**SUPPLIED RECORDS**

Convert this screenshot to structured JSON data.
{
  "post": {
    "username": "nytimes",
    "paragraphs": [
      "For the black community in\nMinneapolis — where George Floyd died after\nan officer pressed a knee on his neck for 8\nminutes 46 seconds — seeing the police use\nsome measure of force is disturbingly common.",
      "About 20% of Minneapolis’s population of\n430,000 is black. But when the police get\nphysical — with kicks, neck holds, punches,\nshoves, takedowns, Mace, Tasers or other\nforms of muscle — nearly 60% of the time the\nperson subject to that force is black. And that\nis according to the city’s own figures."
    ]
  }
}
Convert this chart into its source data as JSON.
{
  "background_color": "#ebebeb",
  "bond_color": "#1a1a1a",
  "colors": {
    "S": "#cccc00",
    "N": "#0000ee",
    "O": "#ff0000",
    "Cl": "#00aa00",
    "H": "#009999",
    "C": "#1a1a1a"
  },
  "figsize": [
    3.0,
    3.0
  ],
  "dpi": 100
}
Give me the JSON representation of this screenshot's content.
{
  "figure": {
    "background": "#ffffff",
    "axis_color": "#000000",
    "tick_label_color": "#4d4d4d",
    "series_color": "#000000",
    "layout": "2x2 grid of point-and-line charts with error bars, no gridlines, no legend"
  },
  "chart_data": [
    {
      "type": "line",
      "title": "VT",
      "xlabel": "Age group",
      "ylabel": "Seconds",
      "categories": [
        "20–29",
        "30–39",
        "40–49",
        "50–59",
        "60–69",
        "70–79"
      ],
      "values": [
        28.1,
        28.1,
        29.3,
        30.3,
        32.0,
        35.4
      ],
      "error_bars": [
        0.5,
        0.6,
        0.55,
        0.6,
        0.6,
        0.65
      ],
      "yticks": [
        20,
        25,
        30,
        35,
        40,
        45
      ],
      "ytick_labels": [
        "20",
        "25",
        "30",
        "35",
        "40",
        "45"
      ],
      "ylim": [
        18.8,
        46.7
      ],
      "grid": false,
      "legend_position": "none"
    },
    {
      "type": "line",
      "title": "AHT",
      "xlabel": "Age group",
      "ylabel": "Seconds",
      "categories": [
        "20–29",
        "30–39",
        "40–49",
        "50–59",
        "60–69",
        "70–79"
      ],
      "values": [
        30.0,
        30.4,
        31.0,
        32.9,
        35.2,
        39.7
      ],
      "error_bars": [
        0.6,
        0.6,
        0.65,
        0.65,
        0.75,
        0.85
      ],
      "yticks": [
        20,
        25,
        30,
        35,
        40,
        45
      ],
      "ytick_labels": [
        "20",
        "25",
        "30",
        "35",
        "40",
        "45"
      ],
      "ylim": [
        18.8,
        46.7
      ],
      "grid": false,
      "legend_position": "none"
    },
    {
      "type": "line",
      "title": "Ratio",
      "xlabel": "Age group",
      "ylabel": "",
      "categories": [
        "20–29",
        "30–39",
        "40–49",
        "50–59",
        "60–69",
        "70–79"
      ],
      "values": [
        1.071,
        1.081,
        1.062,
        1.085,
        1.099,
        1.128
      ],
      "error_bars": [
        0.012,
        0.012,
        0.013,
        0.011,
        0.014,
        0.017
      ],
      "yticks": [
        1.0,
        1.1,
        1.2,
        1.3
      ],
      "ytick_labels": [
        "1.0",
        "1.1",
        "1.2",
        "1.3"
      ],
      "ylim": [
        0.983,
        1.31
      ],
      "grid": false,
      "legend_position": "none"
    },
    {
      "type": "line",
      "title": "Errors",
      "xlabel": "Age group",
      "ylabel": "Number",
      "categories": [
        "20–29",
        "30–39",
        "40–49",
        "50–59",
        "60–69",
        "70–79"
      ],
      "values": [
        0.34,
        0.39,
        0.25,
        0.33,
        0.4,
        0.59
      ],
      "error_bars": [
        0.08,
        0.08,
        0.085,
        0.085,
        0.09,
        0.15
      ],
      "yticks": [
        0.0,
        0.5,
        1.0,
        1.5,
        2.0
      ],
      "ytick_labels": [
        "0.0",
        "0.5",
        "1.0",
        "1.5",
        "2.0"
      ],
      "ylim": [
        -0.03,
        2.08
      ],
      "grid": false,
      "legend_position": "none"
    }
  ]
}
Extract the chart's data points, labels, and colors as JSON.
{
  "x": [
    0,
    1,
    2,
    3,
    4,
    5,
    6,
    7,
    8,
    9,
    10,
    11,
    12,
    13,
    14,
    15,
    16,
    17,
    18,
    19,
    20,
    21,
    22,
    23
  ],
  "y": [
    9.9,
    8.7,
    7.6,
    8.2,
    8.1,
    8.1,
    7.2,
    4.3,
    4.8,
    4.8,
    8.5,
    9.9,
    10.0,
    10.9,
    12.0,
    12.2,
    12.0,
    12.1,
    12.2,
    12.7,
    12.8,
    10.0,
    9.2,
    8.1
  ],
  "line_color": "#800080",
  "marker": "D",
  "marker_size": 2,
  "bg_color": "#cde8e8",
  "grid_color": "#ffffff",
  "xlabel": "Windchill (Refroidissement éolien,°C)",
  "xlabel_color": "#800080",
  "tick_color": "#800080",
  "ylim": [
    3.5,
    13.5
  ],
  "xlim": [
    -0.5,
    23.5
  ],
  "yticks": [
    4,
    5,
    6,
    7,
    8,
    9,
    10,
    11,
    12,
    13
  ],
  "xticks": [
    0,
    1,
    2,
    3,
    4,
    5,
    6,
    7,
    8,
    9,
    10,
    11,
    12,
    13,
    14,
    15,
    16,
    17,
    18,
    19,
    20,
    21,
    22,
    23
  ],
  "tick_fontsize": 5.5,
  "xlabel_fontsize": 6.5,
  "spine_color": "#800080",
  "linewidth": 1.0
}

**BRIEF**
Using the material above, print every entry exactly as written.

**SOLUTION FOR THIS EXERCISE**
Convert this screenshot to structured JSON data.
{
  "post": {
    "username": "nytimes",
    "paragraphs": [
      "For the black community in\nMinneapolis — where George Floyd died after\nan officer pressed a knee on his neck for 8\nminutes 46 seconds — seeing the police use\nsome measure of force is disturbingly common.",
      "About 20% of Minneapolis’s population of\n430,000 is black. But when the police get\nphysical — with kicks, neck holds, punches,\nshoves, takedowns, Mace, Tasers or other\nforms of muscle — nearly 60% of the time the\nperson subject to that force is black. And that\nis according to the city’s own figures."
    ]
  }
}
Convert this chart into its source data as JSON.
{
  "background_color": "#ebebeb",
  "bond_color": "#1a1a1a",
  "colors": {
    "S": "#cccc00",
    "N": "#0000ee",
    "O": "#ff0000",
    "Cl": "#00aa00",
    "H": "#009999",
    "C": "#1a1a1a"
  },
  "figsize": [
    3.0,
    3.0
  ],
  "dpi": 100
}
Give me the JSON representation of this screenshot's content.
{
  "figure": {
    "background": "#ffffff",
    "axis_color": "#000000",
    "tick_label_color": "#4d4d4d",
    "series_color": "#000000",
    "layout": "2x2 grid of point-and-line charts with error bars, no gridlines, no legend"
  },
  "chart_data": [
    {
      "type": "line",
      "title": "VT",
      "xlabel": "Age group",
      "ylabel": "Seconds",
      "categories": [
        "20–29",
        "30–39",
        "40–49",
        "50–59",
        "60–69",
        "70–79"
      ],
      "values": [
        28.1,
        28.1,
        29.3,
        30.3,
        32.0,
        35.4
      ],
      "error_bars": [
        0.5,
        0.6,
        0.55,
        0.6,
        0.6,
        0.65
      ],
      "yticks": [
        20,
        25,
        30,
        35,
        40,
        45
      ],
      "ytick_labels": [
        "20",
        "25",
        "30",
        "35",
        "40",
        "45"
      ],
      "ylim": [
        18.8,
        46.7
      ],
      "grid": false,
      "legend_position": "none"
    },
    {
      "type": "line",
      "title": "AHT",
      "xlabel": "Age group",
      "ylabel": "Seconds",
      "categories": [
        "20–29",
        "30–39",
        "40–49",
        "50–59",
        "60–69",
        "70–79"
      ],
      "values": [
        30.0,
        30.4,
        31.0,
        32.9,
        35.2,
        39.7
      ],
      "error_bars": [
        0.6,
        0.6,
        0.65,
        0.65,
        0.75,
        0.85
      ],
      "yticks": [
        20,
        25,
        30,
        35,
        40,
        45
      ],
      "ytick_labels": [
        "20",
        "25",
        "30",
        "35",
        "40",
        "45"
      ],
      "ylim": [
        18.8,
        46.7
      ],
      "grid": false,
      "legend_position": "none"
    },
    {
      "type": "line",
      "title": "Ratio",
      "xlabel": "Age group",
      "ylabel": "",
      "categories": [
        "20–29",
        "30–39",
        "40–49",
        "50–59",
        "60–69",
        "70–79"
      ],
      "values": [
        1.071,
        1.081,
        1.062,
        1.085,
        1.099,
        1.128
      ],
      "error_bars": [
        0.012,
        0.012,
        0.013,
        0.011,
        0.014,
        0.017
      ],
      "yticks": [
        1.0,
        1.1,
        1.2,
        1.3
      ],
      "ytick_labels": [
        "1.0",
        "1.1",
        "1.2",
        "1.3"
      ],
      "ylim": [
        0.983,
        1.31
      ],
      "grid": false,
      "legend_position": "none"
    },
    {
      "type": "line",
      "title": "Errors",
      "xlabel": "Age group",
      "ylabel": "Number",
      "categories": [
        "20–29",
        "30–39",
        "40–49",
        "50–59",
        "60–69",
        "70–79"
      ],
      "values": [
        0.34,
        0.39,
        0.25,
        0.33,
        0.4,
        0.59
      ],
      "error_bars": [
        0.08,
        0.08,
        0.085,
        0.085,
        0.09,
        0.15
      ],
      "yticks": [
        0.0,
        0.5,
        1.0,
        1.5,
        2.0
      ],
      "ytick_labels": [
        "0.0",
        "0.5",
        "1.0",
        "1.5",
        "2.0"
      ],
      "ylim": [
        -0.03,
        2.08
      ],
      "grid": false,
      "legend_position": "none"
    }
  ]
}
Extract the chart's data points, labels, and colors as JSON.
{
  "x": [
    0,
    1,
    2,
    3,
    4,
    5,
    6,
    7,
    8,
    9,
    10,
    11,
    12,
    13,
    14,
    15,
    16,
    17,
    18,
    19,
    20,
    21,
    22,
    23
  ],
  "y": [
    9.9,
    8.7,
    7.6,
    8.2,
    8.1,
    8.1,
    7.2,
    4.3,
    4.8,
    4.8,
    8.5,
    9.9,
    10.0,
    10.9,
    12.0,
    12.2,
    12.0,
    12.1,
    12.2,
    12.7,
    12.8,
    10.0,
    9.2,
    8.1
  ],
  "line_color": "#800080",
  "marker": "D",
  "marker_size": 2,
  "bg_color": "#cde8e8",
  "grid_color": "#ffffff",
  "xlabel": "Windchill (Refroidissement éolien,°C)",
  "xlabel_color": "#800080",
  "tick_color": "#800080",
  "ylim": [
    3.5,
    13.5
  ],
  "xlim": [
    -0.5,
    23.5
  ],
  "yticks": [
    4,
    5,
    6,
    7,
    8,
    9,
    10,
    11,
    12,
    13
  ],
  "xticks": [
    0,
    1,
    2,
    3,
    4,
    5,
    6,
    7,
    8,
    9,
    10,
    11,
    12,
    13,
    14,
    15,
    16,
    17,
    18,
    19,
    20,
    21,
    22,
    23
  ],
  "tick_fontsize": 5.5,
  "xlabel_fontsize": 6.5,
  "spine_color": "#800080",
  "linewidth": 1.0
}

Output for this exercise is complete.